**TASK TO CARRY OUT**:
Where a line holds the string "title", return that line.

## Start EXCERPTED DATA

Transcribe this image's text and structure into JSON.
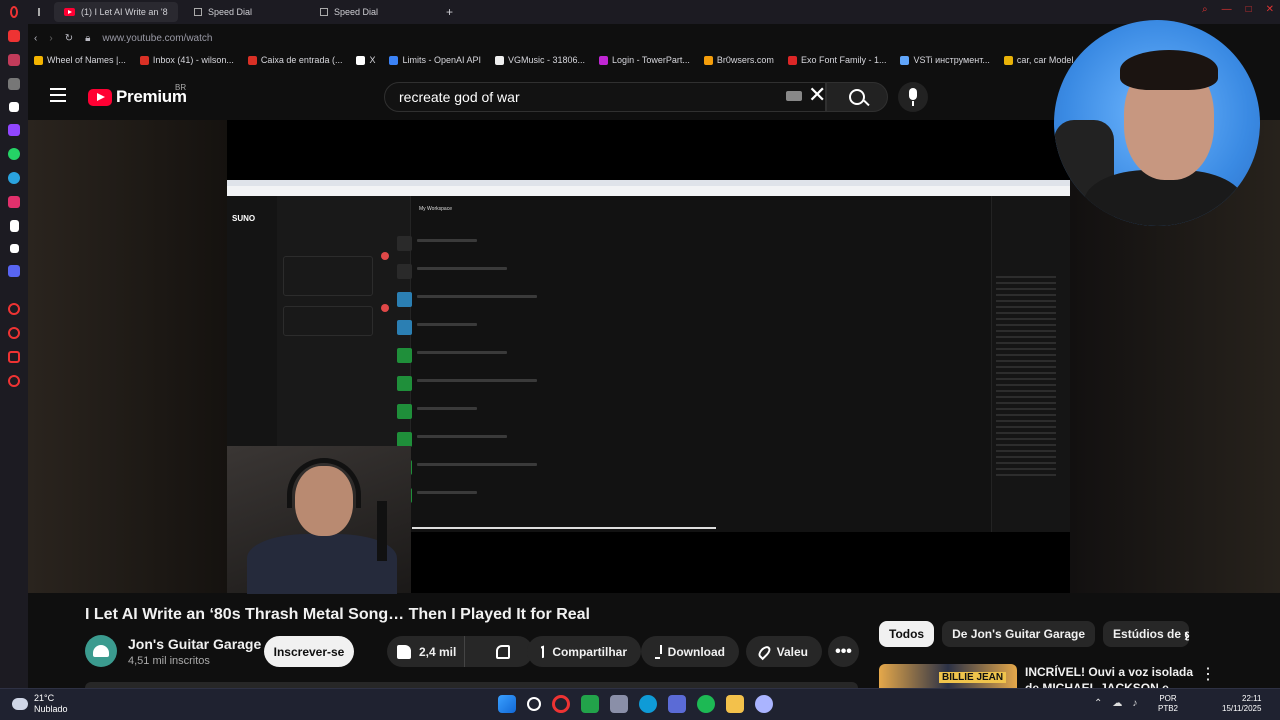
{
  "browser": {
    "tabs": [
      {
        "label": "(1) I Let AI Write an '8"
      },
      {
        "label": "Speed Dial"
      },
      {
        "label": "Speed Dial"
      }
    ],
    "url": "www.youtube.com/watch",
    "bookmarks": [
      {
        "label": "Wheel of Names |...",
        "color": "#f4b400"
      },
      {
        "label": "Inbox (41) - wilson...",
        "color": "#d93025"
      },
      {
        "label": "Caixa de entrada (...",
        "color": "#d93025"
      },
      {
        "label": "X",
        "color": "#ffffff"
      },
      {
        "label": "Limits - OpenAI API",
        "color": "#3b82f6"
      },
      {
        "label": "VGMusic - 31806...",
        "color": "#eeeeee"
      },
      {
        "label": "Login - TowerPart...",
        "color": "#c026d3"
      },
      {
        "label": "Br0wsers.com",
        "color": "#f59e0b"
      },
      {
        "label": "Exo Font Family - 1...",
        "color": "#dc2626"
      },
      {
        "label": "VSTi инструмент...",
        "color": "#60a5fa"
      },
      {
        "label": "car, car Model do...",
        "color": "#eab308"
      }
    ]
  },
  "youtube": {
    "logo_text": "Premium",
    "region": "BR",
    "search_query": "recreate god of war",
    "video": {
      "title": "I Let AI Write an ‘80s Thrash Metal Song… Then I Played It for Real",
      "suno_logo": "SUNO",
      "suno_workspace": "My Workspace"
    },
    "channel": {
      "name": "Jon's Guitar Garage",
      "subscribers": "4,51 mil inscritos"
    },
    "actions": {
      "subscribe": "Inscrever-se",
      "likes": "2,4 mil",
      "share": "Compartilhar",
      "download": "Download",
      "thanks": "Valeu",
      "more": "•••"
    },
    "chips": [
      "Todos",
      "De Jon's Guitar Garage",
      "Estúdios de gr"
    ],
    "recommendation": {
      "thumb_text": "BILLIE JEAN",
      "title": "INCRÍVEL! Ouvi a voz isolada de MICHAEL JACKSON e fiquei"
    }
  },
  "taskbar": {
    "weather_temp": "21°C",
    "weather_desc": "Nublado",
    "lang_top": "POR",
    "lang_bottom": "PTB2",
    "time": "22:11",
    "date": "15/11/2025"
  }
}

## End EXCERPTED DATA

**RESULT OF THE TASK**:
      "title": "I Let AI Write an ‘80s Thrash Metal Song… Then I Played It for Real",
      "title": "INCRÍVEL! Ouvi a voz isolada de MICHAEL JACKSON e fiquei"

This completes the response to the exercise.